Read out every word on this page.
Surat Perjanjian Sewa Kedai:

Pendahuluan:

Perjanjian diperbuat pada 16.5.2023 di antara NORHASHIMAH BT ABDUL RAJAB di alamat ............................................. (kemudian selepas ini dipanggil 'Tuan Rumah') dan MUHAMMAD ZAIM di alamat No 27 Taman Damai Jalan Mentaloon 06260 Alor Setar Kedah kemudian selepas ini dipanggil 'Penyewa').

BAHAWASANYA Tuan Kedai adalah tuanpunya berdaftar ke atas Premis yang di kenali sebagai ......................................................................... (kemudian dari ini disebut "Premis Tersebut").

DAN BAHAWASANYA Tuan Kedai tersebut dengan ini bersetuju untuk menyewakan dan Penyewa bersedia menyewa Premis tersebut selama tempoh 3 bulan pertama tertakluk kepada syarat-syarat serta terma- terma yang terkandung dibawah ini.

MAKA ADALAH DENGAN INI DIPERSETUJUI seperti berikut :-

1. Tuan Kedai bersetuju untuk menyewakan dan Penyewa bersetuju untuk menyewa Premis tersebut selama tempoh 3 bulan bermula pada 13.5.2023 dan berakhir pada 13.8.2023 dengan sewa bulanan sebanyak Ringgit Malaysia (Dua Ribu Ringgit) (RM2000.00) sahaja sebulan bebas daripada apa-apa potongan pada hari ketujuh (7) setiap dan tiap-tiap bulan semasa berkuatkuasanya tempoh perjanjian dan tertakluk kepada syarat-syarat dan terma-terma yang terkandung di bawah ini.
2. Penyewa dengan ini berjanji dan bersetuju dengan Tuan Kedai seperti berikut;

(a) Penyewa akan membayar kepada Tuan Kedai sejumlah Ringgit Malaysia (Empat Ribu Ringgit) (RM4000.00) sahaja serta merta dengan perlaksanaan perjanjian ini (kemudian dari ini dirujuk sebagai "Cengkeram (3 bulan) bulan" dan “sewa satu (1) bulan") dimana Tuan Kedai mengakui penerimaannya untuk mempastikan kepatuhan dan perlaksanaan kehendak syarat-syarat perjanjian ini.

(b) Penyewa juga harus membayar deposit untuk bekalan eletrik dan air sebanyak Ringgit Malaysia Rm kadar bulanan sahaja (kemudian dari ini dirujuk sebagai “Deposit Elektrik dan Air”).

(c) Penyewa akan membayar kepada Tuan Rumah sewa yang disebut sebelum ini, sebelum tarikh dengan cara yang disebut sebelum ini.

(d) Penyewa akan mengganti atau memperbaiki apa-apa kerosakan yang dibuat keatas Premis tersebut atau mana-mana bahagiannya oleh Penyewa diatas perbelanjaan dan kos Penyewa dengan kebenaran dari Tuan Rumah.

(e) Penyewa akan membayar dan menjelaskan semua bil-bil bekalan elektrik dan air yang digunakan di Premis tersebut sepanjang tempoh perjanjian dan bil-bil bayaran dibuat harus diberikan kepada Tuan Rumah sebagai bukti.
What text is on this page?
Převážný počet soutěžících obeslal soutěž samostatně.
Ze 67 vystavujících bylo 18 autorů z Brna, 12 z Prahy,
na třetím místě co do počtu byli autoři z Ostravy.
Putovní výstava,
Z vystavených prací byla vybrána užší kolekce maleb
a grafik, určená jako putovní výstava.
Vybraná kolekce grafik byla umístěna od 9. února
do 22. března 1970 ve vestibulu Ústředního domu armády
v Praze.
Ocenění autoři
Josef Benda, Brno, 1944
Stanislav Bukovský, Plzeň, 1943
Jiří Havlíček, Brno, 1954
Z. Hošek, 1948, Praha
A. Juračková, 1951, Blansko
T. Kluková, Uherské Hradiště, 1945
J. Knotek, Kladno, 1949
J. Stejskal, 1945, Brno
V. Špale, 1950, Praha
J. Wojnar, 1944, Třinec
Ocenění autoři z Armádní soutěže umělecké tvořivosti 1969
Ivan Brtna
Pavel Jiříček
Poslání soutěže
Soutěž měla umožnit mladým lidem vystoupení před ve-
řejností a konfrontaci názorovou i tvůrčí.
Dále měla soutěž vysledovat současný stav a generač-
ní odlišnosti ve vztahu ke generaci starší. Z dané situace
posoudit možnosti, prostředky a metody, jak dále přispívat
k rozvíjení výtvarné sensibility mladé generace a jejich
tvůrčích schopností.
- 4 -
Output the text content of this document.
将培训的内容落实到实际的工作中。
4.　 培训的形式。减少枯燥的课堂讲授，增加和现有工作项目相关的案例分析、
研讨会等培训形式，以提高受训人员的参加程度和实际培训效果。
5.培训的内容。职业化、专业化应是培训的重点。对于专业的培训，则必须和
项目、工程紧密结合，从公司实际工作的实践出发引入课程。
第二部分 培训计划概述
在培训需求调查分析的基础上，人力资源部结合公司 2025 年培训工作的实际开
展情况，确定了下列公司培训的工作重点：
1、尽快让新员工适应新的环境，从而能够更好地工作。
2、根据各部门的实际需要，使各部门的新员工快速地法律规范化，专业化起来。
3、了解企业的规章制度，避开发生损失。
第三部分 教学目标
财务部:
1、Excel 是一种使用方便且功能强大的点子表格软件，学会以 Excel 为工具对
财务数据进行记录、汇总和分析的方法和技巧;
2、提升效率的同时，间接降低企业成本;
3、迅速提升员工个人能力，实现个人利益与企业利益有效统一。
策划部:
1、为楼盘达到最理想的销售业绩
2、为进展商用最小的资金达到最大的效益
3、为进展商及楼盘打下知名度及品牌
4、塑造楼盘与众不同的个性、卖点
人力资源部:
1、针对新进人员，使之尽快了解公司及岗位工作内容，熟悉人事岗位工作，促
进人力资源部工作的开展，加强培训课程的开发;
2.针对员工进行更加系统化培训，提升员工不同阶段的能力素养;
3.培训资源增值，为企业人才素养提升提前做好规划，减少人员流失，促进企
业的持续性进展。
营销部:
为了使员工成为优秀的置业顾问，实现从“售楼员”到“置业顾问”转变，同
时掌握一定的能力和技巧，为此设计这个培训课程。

--------

Pull out every line containing "BAHAWASANYA".

BAHAWASANYA Tuan Kedai adalah tuanpunya berdaftar ke atas Premis yang di kenali sebagai ......................................................................... (kemudian dari ini disebut "Premis Tersebut").
DAN BAHAWASANYA Tuan Kedai tersebut dengan ini bersetuju untuk menyewakan dan Penyewa bersedia menyewa Premis tersebut selama tempoh 3 bulan pertama tertakluk kepada syarat-syarat serta terma- terma yang terkandung dibawah ini.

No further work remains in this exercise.